Task to complete: Write out precisely the lines beginning with the line that contains "Convert this document image to plain text." and ending with the last line of the entries, and no other lines.

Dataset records

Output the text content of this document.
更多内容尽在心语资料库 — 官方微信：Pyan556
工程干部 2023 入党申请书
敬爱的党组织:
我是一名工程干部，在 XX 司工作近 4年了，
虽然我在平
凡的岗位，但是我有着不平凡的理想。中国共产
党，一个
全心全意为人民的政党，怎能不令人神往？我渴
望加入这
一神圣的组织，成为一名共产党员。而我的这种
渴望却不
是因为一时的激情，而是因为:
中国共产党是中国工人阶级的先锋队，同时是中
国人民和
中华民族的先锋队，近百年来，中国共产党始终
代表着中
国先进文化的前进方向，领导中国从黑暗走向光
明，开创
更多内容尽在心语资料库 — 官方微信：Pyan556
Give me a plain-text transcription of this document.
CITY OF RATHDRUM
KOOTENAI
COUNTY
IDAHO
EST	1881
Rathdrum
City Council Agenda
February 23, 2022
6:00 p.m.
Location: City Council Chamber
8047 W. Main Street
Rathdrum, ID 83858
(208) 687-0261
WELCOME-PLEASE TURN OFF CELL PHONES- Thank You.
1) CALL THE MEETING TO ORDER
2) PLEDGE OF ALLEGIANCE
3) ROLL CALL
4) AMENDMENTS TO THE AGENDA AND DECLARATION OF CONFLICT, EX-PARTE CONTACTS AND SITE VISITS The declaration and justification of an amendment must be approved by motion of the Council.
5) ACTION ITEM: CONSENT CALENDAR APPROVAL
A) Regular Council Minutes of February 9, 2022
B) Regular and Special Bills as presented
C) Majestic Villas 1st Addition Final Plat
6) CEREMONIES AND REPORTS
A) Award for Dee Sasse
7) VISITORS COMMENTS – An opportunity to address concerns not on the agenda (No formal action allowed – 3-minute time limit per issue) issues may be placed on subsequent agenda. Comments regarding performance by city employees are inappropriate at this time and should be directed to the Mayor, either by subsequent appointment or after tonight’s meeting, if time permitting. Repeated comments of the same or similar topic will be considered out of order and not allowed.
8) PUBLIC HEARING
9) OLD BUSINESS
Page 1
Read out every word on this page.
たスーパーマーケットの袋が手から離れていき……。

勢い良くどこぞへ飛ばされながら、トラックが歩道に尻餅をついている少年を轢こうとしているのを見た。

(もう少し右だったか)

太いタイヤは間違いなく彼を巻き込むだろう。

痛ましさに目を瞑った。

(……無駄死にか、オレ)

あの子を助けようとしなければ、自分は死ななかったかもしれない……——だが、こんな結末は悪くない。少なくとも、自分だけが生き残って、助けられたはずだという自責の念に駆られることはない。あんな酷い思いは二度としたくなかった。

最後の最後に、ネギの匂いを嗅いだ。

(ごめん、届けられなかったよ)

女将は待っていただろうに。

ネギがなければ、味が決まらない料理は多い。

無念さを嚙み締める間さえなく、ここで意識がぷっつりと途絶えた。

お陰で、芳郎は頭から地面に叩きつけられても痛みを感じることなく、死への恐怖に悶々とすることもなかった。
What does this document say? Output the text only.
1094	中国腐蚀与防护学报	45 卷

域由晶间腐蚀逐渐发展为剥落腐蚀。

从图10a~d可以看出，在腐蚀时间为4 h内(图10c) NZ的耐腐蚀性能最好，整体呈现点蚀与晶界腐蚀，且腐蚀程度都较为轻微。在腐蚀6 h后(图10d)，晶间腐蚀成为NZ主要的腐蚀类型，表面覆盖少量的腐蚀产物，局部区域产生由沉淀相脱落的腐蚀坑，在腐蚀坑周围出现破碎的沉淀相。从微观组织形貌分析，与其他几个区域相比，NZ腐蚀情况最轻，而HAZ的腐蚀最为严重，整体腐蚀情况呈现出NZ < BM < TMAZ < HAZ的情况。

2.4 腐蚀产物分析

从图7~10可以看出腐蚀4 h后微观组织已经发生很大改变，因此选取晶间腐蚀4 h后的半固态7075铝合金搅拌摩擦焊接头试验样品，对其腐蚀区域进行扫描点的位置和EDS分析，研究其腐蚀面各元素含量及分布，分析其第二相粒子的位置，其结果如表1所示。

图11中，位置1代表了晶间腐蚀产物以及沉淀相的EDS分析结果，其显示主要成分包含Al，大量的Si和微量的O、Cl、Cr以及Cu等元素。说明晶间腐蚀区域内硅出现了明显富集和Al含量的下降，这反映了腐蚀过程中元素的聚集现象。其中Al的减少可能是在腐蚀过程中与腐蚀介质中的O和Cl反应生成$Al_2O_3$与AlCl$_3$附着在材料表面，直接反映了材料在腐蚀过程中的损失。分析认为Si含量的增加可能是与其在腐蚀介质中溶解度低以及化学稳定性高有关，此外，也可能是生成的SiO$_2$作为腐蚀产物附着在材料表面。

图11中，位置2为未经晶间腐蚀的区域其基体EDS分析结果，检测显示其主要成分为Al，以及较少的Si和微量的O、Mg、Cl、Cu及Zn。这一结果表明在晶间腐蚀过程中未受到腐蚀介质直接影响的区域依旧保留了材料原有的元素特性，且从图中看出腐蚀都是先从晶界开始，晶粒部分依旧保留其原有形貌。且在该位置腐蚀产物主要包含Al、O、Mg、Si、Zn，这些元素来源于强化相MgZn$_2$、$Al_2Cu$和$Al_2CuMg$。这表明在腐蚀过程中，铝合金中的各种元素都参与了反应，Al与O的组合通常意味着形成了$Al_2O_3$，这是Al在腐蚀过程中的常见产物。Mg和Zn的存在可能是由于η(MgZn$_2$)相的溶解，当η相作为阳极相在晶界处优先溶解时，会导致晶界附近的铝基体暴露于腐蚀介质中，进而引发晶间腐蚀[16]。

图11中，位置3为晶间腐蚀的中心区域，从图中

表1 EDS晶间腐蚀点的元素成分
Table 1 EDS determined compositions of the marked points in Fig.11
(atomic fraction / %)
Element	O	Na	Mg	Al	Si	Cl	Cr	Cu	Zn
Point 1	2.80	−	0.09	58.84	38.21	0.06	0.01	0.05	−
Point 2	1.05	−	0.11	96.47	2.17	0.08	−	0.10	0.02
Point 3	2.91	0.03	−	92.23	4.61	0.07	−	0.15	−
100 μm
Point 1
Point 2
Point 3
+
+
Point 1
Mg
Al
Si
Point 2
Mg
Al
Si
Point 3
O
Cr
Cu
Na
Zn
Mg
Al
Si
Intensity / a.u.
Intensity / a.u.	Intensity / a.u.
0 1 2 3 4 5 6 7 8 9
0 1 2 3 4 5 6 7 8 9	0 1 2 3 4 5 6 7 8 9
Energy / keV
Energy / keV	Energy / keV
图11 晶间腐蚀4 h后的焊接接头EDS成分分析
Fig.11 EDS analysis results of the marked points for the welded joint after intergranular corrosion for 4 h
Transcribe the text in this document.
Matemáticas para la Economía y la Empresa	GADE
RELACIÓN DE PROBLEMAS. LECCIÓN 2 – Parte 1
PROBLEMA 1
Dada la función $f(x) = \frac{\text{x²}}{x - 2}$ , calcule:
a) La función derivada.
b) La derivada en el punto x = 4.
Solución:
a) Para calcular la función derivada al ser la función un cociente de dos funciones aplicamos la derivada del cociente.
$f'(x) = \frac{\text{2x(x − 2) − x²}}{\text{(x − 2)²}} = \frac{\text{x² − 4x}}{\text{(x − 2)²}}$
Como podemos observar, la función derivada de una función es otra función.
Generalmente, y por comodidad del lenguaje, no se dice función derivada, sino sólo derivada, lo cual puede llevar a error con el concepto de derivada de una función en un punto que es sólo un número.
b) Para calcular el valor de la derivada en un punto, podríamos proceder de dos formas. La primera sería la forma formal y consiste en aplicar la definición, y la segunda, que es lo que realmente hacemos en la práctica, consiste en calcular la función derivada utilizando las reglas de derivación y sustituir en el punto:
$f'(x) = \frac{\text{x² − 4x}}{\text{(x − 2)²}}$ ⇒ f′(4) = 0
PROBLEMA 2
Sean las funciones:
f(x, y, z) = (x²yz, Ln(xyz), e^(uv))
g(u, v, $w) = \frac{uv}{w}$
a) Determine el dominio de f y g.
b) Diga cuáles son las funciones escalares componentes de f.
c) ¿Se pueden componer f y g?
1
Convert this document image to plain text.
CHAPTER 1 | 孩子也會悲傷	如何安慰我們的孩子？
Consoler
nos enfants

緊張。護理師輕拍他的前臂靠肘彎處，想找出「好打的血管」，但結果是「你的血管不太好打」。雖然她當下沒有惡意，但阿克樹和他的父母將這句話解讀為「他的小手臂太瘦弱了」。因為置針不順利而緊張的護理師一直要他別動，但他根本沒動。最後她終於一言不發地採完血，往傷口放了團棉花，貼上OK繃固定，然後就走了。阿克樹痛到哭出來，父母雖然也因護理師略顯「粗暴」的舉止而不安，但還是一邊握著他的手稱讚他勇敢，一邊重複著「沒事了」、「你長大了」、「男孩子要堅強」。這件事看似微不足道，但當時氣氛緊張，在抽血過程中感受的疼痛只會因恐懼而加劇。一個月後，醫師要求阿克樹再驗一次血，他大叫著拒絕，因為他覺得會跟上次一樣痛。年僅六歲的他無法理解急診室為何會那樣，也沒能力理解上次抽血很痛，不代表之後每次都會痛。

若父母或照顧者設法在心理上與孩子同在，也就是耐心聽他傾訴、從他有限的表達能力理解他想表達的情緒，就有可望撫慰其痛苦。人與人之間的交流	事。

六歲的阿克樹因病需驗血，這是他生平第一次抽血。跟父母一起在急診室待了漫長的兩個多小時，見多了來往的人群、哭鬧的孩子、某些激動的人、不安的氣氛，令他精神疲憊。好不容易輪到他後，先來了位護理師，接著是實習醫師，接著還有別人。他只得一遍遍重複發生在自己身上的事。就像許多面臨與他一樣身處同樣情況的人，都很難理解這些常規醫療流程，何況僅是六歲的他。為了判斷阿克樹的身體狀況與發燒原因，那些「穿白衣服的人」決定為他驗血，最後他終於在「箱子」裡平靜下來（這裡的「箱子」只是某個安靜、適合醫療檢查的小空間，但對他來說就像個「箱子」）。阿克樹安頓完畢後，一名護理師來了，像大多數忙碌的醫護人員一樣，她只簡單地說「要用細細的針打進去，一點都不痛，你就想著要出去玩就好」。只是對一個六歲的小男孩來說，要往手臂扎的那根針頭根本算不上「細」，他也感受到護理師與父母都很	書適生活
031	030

Correct output:
Convert this document image to plain text.
CHAPTER 1 | 孩子也會悲傷	如何安慰我們的孩子？
Consoler
nos enfants

緊張。護理師輕拍他的前臂靠肘彎處，想找出「好打的血管」，但結果是「你的血管不太好打」。雖然她當下沒有惡意，但阿克樹和他的父母將這句話解讀為「他的小手臂太瘦弱了」。因為置針不順利而緊張的護理師一直要他別動，但他根本沒動。最後她終於一言不發地採完血，往傷口放了團棉花，貼上OK繃固定，然後就走了。阿克樹痛到哭出來，父母雖然也因護理師略顯「粗暴」的舉止而不安，但還是一邊握著他的手稱讚他勇敢，一邊重複著「沒事了」、「你長大了」、「男孩子要堅強」。這件事看似微不足道，但當時氣氛緊張，在抽血過程中感受的疼痛只會因恐懼而加劇。一個月後，醫師要求阿克樹再驗一次血，他大叫著拒絕，因為他覺得會跟上次一樣痛。年僅六歲的他無法理解急診室為何會那樣，也沒能力理解上次抽血很痛，不代表之後每次都會痛。

若父母或照顧者設法在心理上與孩子同在，也就是耐心聽他傾訴、從他有限的表達能力理解他想表達的情緒，就有可望撫慰其痛苦。人與人之間的交流	事。

六歲的阿克樹因病需驗血，這是他生平第一次抽血。跟父母一起在急診室待了漫長的兩個多小時，見多了來往的人群、哭鬧的孩子、某些激動的人、不安的氣氛，令他精神疲憊。好不容易輪到他後，先來了位護理師，接著是實習醫師，接著還有別人。他只得一遍遍重複發生在自己身上的事。就像許多面臨與他一樣身處同樣情況的人，都很難理解這些常規醫療流程，何況僅是六歲的他。為了判斷阿克樹的身體狀況與發燒原因，那些「穿白衣服的人」決定為他驗血，最後他終於在「箱子」裡平靜下來（這裡的「箱子」只是某個安靜、適合醫療檢查的小空間，但對他來說就像個「箱子」）。阿克樹安頓完畢後，一名護理師來了，像大多數忙碌的醫護人員一樣，她只簡單地說「要用細細的針打進去，一點都不痛，你就想著要出去玩就好」。只是對一個六歲的小男孩來說，要往手臂扎的那根針頭根本算不上「細」，他也感受到護理師與父母都很	書適生活
031	030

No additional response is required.